▸ **Set task**
Rewrite the material starting with the line containing "breadboard bbox=[47, 41, 145, 329]" and going on through the line containing "seven-segment-displays: 8 8", putting "led-strip" wherever "led-row" appears and leaving everything else unchanged.

▸ **Provided records**
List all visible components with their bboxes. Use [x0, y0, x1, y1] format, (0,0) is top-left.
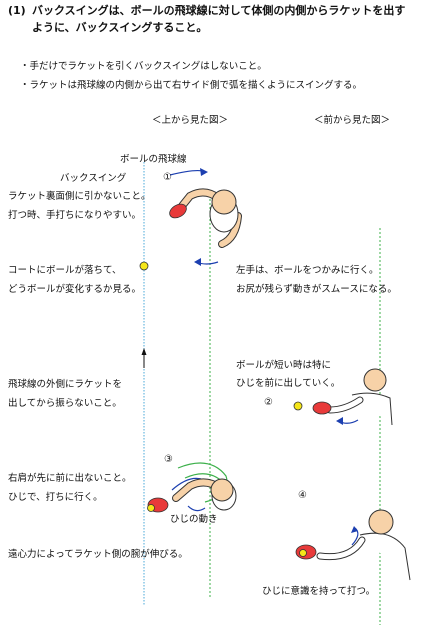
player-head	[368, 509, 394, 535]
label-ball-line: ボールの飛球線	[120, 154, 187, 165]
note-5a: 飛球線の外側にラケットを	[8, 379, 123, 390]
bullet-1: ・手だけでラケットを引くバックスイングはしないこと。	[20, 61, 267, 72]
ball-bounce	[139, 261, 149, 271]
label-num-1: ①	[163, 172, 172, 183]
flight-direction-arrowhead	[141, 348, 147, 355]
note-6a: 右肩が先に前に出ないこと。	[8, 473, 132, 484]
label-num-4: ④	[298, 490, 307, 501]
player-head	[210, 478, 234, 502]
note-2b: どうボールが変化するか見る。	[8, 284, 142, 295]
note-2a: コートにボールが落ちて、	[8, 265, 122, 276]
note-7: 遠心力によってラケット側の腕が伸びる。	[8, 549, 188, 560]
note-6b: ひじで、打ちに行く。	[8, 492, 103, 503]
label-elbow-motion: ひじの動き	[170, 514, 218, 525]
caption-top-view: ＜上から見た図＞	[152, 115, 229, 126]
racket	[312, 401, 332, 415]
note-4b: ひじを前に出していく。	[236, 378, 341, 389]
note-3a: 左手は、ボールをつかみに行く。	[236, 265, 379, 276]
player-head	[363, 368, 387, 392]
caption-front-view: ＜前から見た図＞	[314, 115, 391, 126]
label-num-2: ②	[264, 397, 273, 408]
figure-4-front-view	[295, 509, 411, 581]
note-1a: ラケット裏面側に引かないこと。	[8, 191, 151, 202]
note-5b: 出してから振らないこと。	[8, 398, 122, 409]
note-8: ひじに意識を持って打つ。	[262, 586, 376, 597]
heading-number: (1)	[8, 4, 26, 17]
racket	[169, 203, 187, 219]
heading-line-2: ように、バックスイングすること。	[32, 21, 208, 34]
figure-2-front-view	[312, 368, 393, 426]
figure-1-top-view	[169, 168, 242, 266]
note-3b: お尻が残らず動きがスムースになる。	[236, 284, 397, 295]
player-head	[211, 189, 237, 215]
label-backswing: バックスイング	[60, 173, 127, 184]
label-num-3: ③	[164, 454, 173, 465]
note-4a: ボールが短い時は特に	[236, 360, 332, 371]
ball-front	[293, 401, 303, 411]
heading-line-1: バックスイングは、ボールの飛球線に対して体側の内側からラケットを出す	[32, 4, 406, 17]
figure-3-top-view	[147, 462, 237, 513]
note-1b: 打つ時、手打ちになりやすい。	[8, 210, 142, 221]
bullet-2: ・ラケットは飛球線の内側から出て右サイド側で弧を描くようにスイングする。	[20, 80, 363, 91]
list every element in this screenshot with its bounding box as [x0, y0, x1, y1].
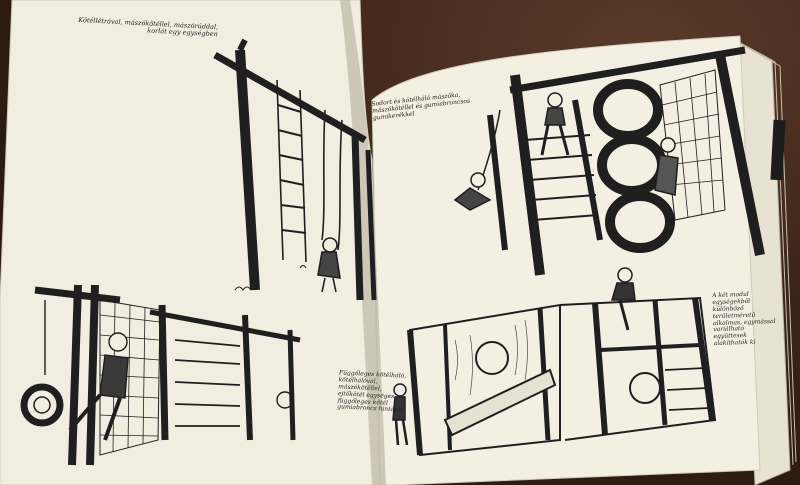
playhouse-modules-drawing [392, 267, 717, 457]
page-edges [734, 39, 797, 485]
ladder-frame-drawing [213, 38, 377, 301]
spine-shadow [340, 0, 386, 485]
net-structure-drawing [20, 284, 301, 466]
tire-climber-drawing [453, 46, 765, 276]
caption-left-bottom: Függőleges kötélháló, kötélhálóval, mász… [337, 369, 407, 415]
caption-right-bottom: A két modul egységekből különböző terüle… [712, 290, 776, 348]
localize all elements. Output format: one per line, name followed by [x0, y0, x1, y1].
==
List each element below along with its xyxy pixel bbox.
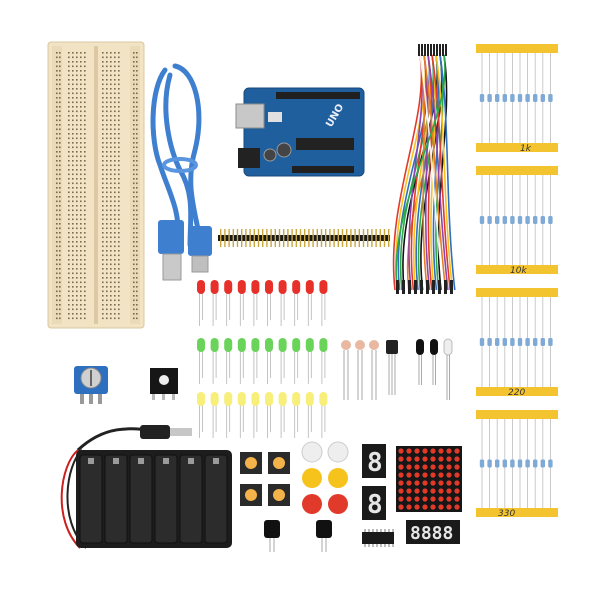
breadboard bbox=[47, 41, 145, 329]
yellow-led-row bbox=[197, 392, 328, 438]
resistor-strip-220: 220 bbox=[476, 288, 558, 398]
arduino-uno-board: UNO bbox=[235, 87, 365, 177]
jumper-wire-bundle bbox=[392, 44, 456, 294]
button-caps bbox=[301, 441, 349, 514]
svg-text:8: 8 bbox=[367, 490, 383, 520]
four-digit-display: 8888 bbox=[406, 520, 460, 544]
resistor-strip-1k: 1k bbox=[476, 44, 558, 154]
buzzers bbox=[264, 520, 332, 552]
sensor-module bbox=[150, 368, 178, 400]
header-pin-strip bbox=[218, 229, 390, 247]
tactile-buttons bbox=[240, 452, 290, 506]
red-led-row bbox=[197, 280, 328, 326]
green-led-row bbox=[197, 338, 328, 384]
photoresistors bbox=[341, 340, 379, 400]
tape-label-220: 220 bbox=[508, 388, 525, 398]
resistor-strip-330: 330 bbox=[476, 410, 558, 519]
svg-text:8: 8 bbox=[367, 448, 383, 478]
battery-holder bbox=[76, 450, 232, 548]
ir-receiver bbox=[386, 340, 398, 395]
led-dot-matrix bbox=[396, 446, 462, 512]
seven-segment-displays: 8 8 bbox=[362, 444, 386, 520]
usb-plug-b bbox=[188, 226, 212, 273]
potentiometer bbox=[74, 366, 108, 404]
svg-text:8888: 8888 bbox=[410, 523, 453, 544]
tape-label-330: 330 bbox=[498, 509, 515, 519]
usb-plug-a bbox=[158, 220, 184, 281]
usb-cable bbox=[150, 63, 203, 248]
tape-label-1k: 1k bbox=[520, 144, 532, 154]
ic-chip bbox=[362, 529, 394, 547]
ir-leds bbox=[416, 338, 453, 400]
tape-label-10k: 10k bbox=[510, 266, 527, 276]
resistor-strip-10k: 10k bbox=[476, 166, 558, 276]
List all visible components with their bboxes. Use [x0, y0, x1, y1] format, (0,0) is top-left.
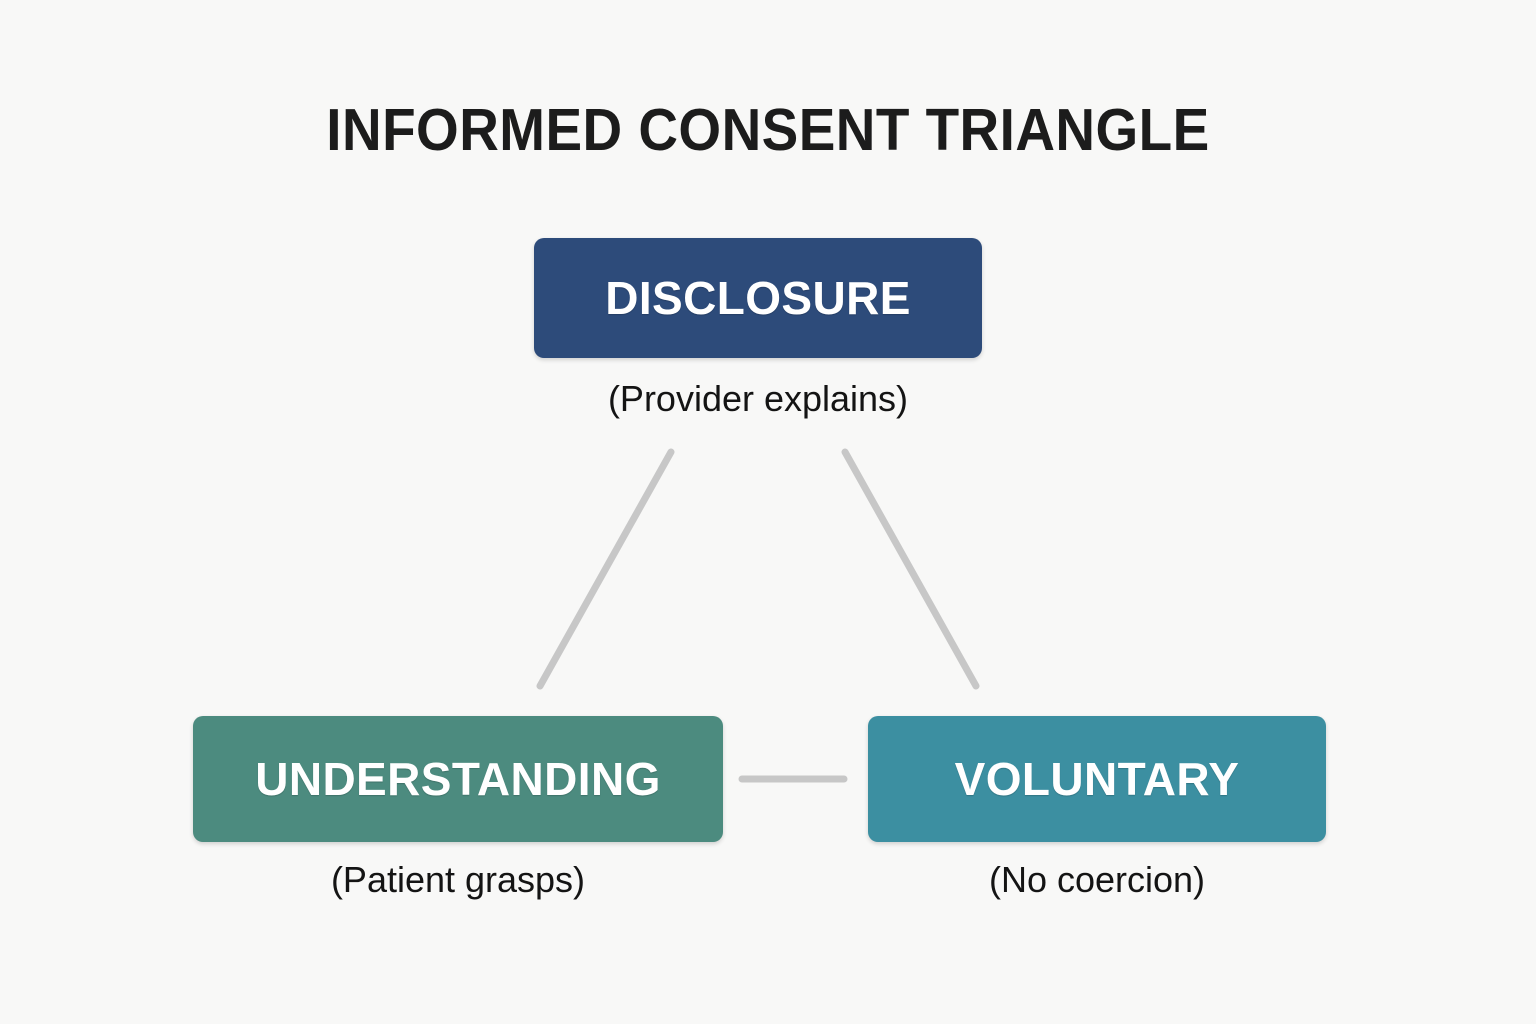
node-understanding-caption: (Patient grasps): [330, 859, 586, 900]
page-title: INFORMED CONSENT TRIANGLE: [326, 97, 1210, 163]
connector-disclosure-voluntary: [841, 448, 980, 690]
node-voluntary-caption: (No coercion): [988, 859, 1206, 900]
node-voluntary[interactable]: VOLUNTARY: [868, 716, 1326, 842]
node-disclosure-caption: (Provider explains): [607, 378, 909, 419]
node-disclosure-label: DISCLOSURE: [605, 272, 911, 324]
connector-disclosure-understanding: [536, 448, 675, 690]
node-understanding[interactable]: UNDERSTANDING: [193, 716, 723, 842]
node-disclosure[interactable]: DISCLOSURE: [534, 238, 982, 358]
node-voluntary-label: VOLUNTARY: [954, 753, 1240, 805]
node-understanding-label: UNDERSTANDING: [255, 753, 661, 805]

▸ **Response to the exercise**
breadboard bbox=[47, 41, 145, 329]
yellow-led-strip bbox=[197, 392, 328, 438]
resistor-strip-220: 220 bbox=[476, 288, 558, 398]
arduino-uno-board: UNO bbox=[235, 87, 365, 177]
jumper-wire-bundle bbox=[392, 44, 456, 294]
button-caps bbox=[301, 441, 349, 514]
svg-text:8: 8 bbox=[367, 490, 383, 520]
four-digit-display: 8888 bbox=[406, 520, 460, 544]
resistor-strip-1k: 1k bbox=[476, 44, 558, 154]
buzzers bbox=[264, 520, 332, 552]
sensor-module bbox=[150, 368, 178, 400]
header-pin-strip bbox=[218, 229, 390, 247]
tactile-buttons bbox=[240, 452, 290, 506]
red-led-strip bbox=[197, 280, 328, 326]
green-led-strip bbox=[197, 338, 328, 384]
photoresistors bbox=[341, 340, 379, 400]
tape-label-220: 220 bbox=[508, 388, 525, 398]
resistor-strip-330: 330 bbox=[476, 410, 558, 519]
svg-text:8: 8 bbox=[367, 448, 383, 478]
battery-holder bbox=[76, 450, 232, 548]
ir-receiver bbox=[386, 340, 398, 395]
led-dot-matrix bbox=[396, 446, 462, 512]
seven-segment-displays: 8 8 bbox=[362, 444, 386, 520]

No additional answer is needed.